## Work to complete
Restate the listing below word for word, omitting any images.

## Extracted material
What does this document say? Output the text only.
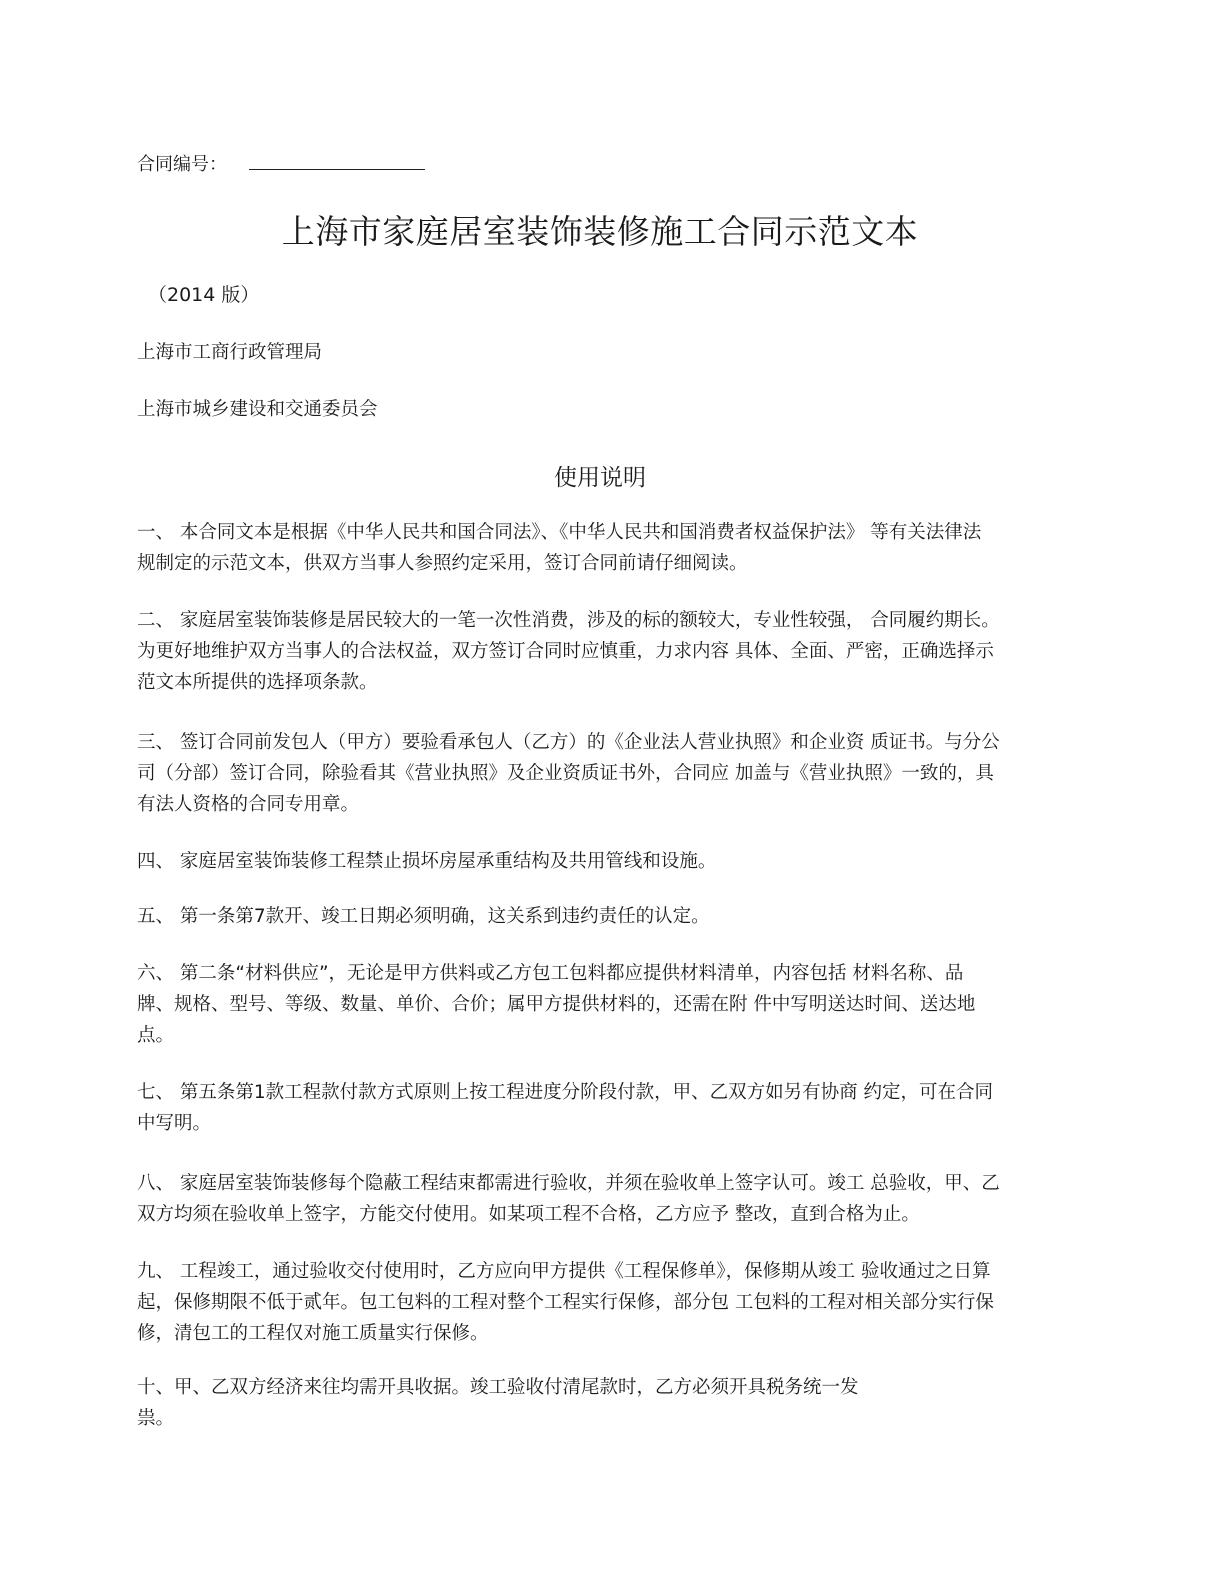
合同编号：
上海市家庭居室装饰装修施工合同示范文本
（2014 版）
上海市工商行政管理局
上海市城乡建设和交通委员会
使用说明
一、 本合同文本是根据《中华人民共和国合同法》、《中华人民共和国消费者权益保护法》 等有关法律法
规制定的示范文本，供双方当事人参照约定采用，签订合同前请仔细阅读。
二、 家庭居室装饰装修是居民较大的一笔一次性消费，涉及的标的额较大，专业性较强， 合同履约期长。
为更好地维护双方当事人的合法权益，双方签订合同时应慎重，力求内容 具体、全面、严密，正确选择示
范文本所提供的选择项条款。
三、 签订合同前发包人（甲方）要验看承包人（乙方）的《企业法人营业执照》和企业资 质证书。与分公
司（分部）签订合同，除验看其《营业执照》及企业资质证书外，合同应 加盖与《营业执照》一致的，具
有法人资格的合同专用章。
四、 家庭居室装饰装修工程禁止损坏房屋承重结构及共用管线和设施。
五、 第一条第7款开、竣工日期必须明确，这关系到违约责任的认定。
六、 第二条“材料供应”，无论是甲方供料或乙方包工包料都应提供材料清单，内容包括 材料名称、品
牌、规格、型号、等级、数量、单价、合价；属甲方提供材料的，还需在附 件中写明送达时间、送达地
点。
七、 第五条第1款工程款付款方式原则上按工程进度分阶段付款，甲、乙双方如另有协商 约定，可在合同
中写明。
八、 家庭居室装饰装修每个隐蔽工程结束都需进行验收，并须在验收单上签字认可。竣工 总验收，甲、乙
双方均须在验收单上签字，方能交付使用。如某项工程不合格，乙方应予 整改，直到合格为止。
九、 工程竣工，通过验收交付使用时，乙方应向甲方提供《工程保修单》，保修期从竣工 验收通过之日算
起，保修期限不低于贰年。包工包料的工程对整个工程实行保修，部分包 工包料的工程对相关部分实行保
修，清包工的工程仅对施工质量实行保修。
十、甲、乙双方经济来往均需开具收据。竣工验收付清尾款时，乙方必须开具税务统一发
祟。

## Exercise solution
What does this document say? Output the text only.
合同编号：
上海市家庭居室装饰装修施工合同示范文本
（2014 版）
上海市工商行政管理局
上海市城乡建设和交通委员会
使用说明
一、 本合同文本是根据《中华人民共和国合同法》、《中华人民共和国消费者权益保护法》 等有关法律法
规制定的示范文本，供双方当事人参照约定采用，签订合同前请仔细阅读。
二、 家庭居室装饰装修是居民较大的一笔一次性消费，涉及的标的额较大，专业性较强， 合同履约期长。
为更好地维护双方当事人的合法权益，双方签订合同时应慎重，力求内容 具体、全面、严密，正确选择示
范文本所提供的选择项条款。
三、 签订合同前发包人（甲方）要验看承包人（乙方）的《企业法人营业执照》和企业资 质证书。与分公
司（分部）签订合同，除验看其《营业执照》及企业资质证书外，合同应 加盖与《营业执照》一致的，具
有法人资格的合同专用章。
四、 家庭居室装饰装修工程禁止损坏房屋承重结构及共用管线和设施。
五、 第一条第7款开、竣工日期必须明确，这关系到违约责任的认定。
六、 第二条“材料供应”，无论是甲方供料或乙方包工包料都应提供材料清单，内容包括 材料名称、品
牌、规格、型号、等级、数量、单价、合价；属甲方提供材料的，还需在附 件中写明送达时间、送达地
点。
七、 第五条第1款工程款付款方式原则上按工程进度分阶段付款，甲、乙双方如另有协商 约定，可在合同
中写明。
八、 家庭居室装饰装修每个隐蔽工程结束都需进行验收，并须在验收单上签字认可。竣工 总验收，甲、乙
双方均须在验收单上签字，方能交付使用。如某项工程不合格，乙方应予 整改，直到合格为止。
九、 工程竣工，通过验收交付使用时，乙方应向甲方提供《工程保修单》，保修期从竣工 验收通过之日算
起，保修期限不低于贰年。包工包料的工程对整个工程实行保修，部分包 工包料的工程对相关部分实行保
修，清包工的工程仅对施工质量实行保修。
十、甲、乙双方经济来往均需开具收据。竣工验收付清尾款时，乙方必须开具税务统一发
祟。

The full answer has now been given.